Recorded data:
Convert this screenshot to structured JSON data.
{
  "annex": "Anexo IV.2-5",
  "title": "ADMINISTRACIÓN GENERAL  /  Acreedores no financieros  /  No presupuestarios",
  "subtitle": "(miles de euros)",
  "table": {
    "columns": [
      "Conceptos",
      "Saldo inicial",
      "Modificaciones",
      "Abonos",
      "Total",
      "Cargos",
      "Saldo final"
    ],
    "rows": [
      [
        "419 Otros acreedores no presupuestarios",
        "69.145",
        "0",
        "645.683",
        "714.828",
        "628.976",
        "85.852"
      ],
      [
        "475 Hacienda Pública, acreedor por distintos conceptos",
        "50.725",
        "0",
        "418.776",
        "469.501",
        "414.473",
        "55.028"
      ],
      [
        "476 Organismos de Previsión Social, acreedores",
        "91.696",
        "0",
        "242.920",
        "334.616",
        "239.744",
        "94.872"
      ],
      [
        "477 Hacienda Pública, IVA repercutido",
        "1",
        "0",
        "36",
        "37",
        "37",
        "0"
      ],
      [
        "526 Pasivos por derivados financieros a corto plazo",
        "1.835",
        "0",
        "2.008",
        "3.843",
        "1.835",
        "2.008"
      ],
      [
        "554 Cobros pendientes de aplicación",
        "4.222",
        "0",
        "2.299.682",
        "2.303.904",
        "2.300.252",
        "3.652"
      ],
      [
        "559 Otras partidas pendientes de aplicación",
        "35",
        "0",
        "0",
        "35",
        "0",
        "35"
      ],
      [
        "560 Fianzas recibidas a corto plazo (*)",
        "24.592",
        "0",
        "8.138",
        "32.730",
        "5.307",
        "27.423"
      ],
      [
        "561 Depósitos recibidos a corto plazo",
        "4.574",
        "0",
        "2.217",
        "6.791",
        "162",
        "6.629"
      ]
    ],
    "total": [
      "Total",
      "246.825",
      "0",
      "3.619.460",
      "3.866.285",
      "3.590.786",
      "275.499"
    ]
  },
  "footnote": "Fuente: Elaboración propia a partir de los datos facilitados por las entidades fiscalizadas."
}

Task:
Gather, from the listing above, every line carrying the word "pendientes".

Expected answer:
        "554 Cobros pendientes de aplicación",
        "559 Otras partidas pendientes de aplicación",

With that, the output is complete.